=== Provided data ===

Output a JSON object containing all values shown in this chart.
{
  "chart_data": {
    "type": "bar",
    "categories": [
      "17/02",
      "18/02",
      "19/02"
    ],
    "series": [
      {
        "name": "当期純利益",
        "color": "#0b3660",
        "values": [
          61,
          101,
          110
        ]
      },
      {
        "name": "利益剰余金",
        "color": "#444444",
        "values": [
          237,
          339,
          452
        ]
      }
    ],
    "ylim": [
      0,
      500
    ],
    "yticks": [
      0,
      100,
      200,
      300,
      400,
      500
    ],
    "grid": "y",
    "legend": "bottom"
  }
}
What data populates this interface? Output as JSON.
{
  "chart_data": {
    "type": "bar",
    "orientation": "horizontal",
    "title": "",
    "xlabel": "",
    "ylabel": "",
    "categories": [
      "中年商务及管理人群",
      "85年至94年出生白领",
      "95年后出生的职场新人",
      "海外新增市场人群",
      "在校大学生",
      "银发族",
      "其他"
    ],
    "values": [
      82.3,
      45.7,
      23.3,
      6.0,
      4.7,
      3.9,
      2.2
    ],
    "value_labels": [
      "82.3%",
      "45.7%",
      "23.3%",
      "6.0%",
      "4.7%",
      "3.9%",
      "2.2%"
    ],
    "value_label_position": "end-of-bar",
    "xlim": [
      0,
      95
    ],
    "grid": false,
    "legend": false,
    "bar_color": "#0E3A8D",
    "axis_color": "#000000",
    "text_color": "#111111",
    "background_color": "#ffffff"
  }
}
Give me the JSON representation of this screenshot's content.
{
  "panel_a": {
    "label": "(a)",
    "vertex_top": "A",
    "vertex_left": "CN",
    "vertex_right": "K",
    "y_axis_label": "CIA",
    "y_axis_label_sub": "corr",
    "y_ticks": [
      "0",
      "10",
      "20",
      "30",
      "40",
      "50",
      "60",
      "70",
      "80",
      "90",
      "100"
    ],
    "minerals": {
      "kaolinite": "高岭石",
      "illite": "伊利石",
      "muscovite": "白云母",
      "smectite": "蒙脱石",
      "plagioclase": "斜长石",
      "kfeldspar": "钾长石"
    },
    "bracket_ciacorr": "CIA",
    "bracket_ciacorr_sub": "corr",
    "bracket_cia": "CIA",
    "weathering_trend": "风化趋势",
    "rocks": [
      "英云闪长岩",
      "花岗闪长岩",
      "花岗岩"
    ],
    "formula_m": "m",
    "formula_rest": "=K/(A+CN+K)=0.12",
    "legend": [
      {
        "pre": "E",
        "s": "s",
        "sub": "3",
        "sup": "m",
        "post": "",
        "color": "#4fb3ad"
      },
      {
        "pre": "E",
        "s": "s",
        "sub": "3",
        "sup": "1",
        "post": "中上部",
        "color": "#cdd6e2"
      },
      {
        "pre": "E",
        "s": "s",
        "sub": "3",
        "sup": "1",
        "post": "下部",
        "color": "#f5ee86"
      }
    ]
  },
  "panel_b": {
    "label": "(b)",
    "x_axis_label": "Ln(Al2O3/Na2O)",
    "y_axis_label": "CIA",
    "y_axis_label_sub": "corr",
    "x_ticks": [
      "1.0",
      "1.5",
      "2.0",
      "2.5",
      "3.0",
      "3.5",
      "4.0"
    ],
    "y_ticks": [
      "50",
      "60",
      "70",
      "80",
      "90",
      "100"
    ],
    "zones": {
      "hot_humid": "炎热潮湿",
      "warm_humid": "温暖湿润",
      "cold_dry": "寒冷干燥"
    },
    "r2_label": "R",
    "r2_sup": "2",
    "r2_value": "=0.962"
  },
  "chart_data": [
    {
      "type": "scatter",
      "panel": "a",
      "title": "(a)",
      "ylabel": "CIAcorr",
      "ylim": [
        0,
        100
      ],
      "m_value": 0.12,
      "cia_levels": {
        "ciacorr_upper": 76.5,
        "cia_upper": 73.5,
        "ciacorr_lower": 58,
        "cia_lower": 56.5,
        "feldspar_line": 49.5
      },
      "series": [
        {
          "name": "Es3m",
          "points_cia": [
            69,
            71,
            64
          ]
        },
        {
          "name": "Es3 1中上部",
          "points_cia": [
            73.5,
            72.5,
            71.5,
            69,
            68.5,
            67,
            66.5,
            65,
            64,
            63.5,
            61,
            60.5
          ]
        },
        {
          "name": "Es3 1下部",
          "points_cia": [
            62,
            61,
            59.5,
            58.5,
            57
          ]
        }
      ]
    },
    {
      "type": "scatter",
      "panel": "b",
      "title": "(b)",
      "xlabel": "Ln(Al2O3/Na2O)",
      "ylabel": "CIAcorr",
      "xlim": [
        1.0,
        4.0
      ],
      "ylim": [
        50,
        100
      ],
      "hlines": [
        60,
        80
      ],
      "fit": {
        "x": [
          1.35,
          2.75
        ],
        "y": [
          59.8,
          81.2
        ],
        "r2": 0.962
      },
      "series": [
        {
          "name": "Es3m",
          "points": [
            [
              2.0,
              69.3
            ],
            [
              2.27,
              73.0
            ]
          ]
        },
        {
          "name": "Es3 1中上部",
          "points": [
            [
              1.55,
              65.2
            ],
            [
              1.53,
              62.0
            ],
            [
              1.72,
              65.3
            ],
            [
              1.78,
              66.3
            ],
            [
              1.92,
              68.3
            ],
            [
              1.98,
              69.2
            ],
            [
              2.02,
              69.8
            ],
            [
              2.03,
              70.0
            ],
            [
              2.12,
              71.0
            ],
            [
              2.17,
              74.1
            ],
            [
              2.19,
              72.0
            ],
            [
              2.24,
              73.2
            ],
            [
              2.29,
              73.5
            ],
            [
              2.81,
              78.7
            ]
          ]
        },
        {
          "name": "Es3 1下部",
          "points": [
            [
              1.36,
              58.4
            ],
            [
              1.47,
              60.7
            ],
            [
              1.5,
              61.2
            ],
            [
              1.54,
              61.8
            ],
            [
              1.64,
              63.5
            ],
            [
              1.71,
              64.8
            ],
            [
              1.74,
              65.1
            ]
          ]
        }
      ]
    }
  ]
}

===

Written exercise –
Each line above is to be repeated exactly.

Exercise response –
Output a JSON object containing all values shown in this chart.
{
  "chart_data": {
    "type": "bar",
    "categories": [
      "17/02",
      "18/02",
      "19/02"
    ],
    "series": [
      {
        "name": "当期純利益",
        "color": "#0b3660",
        "values": [
          61,
          101,
          110
        ]
      },
      {
        "name": "利益剰余金",
        "color": "#444444",
        "values": [
          237,
          339,
          452
        ]
      }
    ],
    "ylim": [
      0,
      500
    ],
    "yticks": [
      0,
      100,
      200,
      300,
      400,
      500
    ],
    "grid": "y",
    "legend": "bottom"
  }
}
What data populates this interface? Output as JSON.
{
  "chart_data": {
    "type": "bar",
    "orientation": "horizontal",
    "title": "",
    "xlabel": "",
    "ylabel": "",
    "categories": [
      "中年商务及管理人群",
      "85年至94年出生白领",
      "95年后出生的职场新人",
      "海外新增市场人群",
      "在校大学生",
      "银发族",
      "其他"
    ],
    "values": [
      82.3,
      45.7,
      23.3,
      6.0,
      4.7,
      3.9,
      2.2
    ],
    "value_labels": [
      "82.3%",
      "45.7%",
      "23.3%",
      "6.0%",
      "4.7%",
      "3.9%",
      "2.2%"
    ],
    "value_label_position": "end-of-bar",
    "xlim": [
      0,
      95
    ],
    "grid": false,
    "legend": false,
    "bar_color": "#0E3A8D",
    "axis_color": "#000000",
    "text_color": "#111111",
    "background_color": "#ffffff"
  }
}
Give me the JSON representation of this screenshot's content.
{
  "panel_a": {
    "label": "(a)",
    "vertex_top": "A",
    "vertex_left": "CN",
    "vertex_right": "K",
    "y_axis_label": "CIA",
    "y_axis_label_sub": "corr",
    "y_ticks": [
      "0",
      "10",
      "20",
      "30",
      "40",
      "50",
      "60",
      "70",
      "80",
      "90",
      "100"
    ],
    "minerals": {
      "kaolinite": "高岭石",
      "illite": "伊利石",
      "muscovite": "白云母",
      "smectite": "蒙脱石",
      "plagioclase": "斜长石",
      "kfeldspar": "钾长石"
    },
    "bracket_ciacorr": "CIA",
    "bracket_ciacorr_sub": "corr",
    "bracket_cia": "CIA",
    "weathering_trend": "风化趋势",
    "rocks": [
      "英云闪长岩",
      "花岗闪长岩",
      "花岗岩"
    ],
    "formula_m": "m",
    "formula_rest": "=K/(A+CN+K)=0.12",
    "legend": [
      {
        "pre": "E",
        "s": "s",
        "sub": "3",
        "sup": "m",
        "post": "",
        "color": "#4fb3ad"
      },
      {
        "pre": "E",
        "s": "s",
        "sub": "3",
        "sup": "1",
        "post": "中上部",
        "color": "#cdd6e2"
      },
      {
        "pre": "E",
        "s": "s",
        "sub": "3",
        "sup": "1",
        "post": "下部",
        "color": "#f5ee86"
      }
    ]
  },
  "panel_b": {
    "label": "(b)",
    "x_axis_label": "Ln(Al2O3/Na2O)",
    "y_axis_label": "CIA",
    "y_axis_label_sub": "corr",
    "x_ticks": [
      "1.0",
      "1.5",
      "2.0",
      "2.5",
      "3.0",
      "3.5",
      "4.0"
    ],
    "y_ticks": [
      "50",
      "60",
      "70",
      "80",
      "90",
      "100"
    ],
    "zones": {
      "hot_humid": "炎热潮湿",
      "warm_humid": "温暖湿润",
      "cold_dry": "寒冷干燥"
    },
    "r2_label": "R",
    "r2_sup": "2",
    "r2_value": "=0.962"
  },
  "chart_data": [
    {
      "type": "scatter",
      "panel": "a",
      "title": "(a)",
      "ylabel": "CIAcorr",
      "ylim": [
        0,
        100
      ],
      "m_value": 0.12,
      "cia_levels": {
        "ciacorr_upper": 76.5,
        "cia_upper": 73.5,
        "ciacorr_lower": 58,
        "cia_lower": 56.5,
        "feldspar_line": 49.5
      },
      "series": [
        {
          "name": "Es3m",
          "points_cia": [
            69,
            71,
            64
          ]
        },
        {
          "name": "Es3 1中上部",
          "points_cia": [
            73.5,
            72.5,
            71.5,
            69,
            68.5,
            67,
            66.5,
            65,
            64,
            63.5,
            61,
            60.5
          ]
        },
        {
          "name": "Es3 1下部",
          "points_cia": [
            62,
            61,
            59.5,
            58.5,
            57
          ]
        }
      ]
    },
    {
      "type": "scatter",
      "panel": "b",
      "title": "(b)",
      "xlabel": "Ln(Al2O3/Na2O)",
      "ylabel": "CIAcorr",
      "xlim": [
        1.0,
        4.0
      ],
      "ylim": [
        50,
        100
      ],
      "hlines": [
        60,
        80
      ],
      "fit": {
        "x": [
          1.35,
          2.75
        ],
        "y": [
          59.8,
          81.2
        ],
        "r2": 0.962
      },
      "series": [
        {
          "name": "Es3m",
          "points": [
            [
              2.0,
              69.3
            ],
            [
              2.27,
              73.0
            ]
          ]
        },
        {
          "name": "Es3 1中上部",
          "points": [
            [
              1.55,
              65.2
            ],
            [
              1.53,
              62.0
            ],
            [
              1.72,
              65.3
            ],
            [
              1.78,
              66.3
            ],
            [
              1.92,
              68.3
            ],
            [
              1.98,
              69.2
            ],
            [
              2.02,
              69.8
            ],
            [
              2.03,
              70.0
            ],
            [
              2.12,
              71.0
            ],
            [
              2.17,
              74.1
            ],
            [
              2.19,
              72.0
            ],
            [
              2.24,
              73.2
            ],
            [
              2.29,
              73.5
            ],
            [
              2.81,
              78.7
            ]
          ]
        },
        {
          "name": "Es3 1下部",
          "points": [
            [
              1.36,
              58.4
            ],
            [
              1.47,
              60.7
            ],
            [
              1.5,
              61.2
            ],
            [
              1.54,
              61.8
            ],
            [
              1.64,
              63.5
            ],
            [
              1.71,
              64.8
            ],
            [
              1.74,
              65.1
            ]
          ]
        }
      ]
    }
  ]
}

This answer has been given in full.